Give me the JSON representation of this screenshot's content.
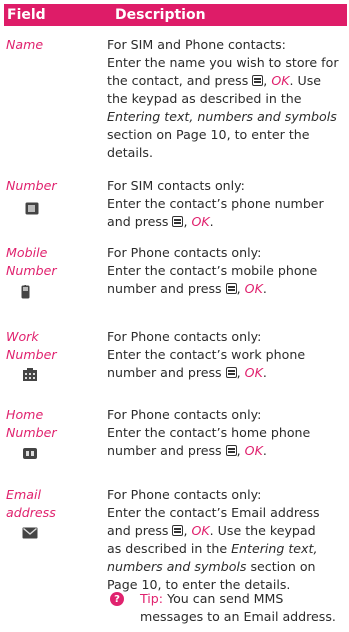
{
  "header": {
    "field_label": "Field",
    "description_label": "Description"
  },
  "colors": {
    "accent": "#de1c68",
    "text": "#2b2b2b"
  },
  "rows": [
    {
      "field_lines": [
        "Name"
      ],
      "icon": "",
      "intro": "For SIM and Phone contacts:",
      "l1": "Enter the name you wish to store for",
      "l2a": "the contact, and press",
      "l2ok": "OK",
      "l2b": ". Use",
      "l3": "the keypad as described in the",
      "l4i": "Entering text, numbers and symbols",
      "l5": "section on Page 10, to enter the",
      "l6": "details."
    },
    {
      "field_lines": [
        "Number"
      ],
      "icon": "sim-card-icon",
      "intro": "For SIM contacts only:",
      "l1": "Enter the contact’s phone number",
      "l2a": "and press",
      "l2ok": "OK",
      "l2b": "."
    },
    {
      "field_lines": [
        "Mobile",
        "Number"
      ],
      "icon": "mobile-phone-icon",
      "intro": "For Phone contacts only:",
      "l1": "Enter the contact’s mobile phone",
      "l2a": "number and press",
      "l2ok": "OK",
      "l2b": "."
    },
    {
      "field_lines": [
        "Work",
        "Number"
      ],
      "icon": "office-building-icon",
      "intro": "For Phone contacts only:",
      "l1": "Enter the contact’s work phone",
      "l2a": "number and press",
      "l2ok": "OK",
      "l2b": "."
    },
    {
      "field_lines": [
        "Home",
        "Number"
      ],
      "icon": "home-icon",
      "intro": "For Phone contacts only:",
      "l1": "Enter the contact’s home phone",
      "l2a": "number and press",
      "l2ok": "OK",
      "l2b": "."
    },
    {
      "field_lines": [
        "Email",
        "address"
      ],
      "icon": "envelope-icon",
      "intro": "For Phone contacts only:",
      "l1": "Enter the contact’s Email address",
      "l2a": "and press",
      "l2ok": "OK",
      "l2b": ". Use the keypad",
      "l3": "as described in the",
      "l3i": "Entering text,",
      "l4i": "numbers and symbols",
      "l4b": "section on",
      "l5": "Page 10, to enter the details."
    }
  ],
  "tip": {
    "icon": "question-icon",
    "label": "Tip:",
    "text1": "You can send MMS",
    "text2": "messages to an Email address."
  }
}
-------
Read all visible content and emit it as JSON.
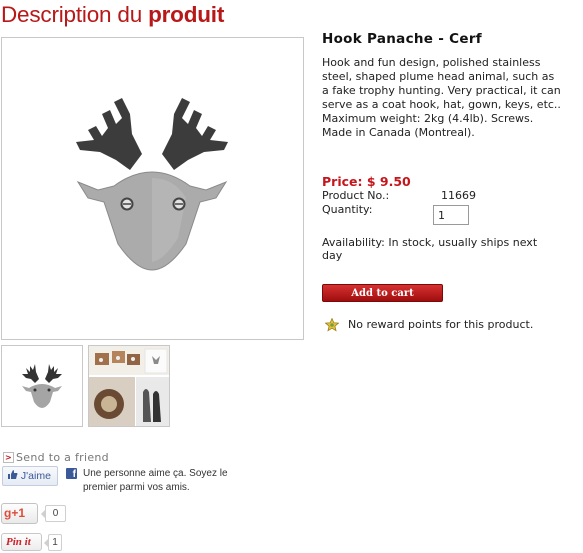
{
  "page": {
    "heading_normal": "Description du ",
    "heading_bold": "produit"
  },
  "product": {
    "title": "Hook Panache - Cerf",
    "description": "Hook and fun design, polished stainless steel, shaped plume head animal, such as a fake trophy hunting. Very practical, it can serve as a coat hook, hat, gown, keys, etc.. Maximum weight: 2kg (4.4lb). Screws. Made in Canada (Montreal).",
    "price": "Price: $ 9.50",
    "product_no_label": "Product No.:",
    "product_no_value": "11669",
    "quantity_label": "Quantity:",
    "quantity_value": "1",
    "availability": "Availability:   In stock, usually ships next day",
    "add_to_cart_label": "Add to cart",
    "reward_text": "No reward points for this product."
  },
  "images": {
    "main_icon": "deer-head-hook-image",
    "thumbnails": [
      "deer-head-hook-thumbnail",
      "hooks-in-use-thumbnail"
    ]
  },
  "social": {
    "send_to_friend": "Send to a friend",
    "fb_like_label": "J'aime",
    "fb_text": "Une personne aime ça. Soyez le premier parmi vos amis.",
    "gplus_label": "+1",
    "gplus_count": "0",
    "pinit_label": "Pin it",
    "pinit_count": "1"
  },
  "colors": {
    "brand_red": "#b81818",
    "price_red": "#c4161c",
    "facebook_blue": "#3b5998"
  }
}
-------
▶ _Objective_
Among the entries above, how many lines hold the string "address"? Respond with nothing but the number.

▶ _Right answer_
3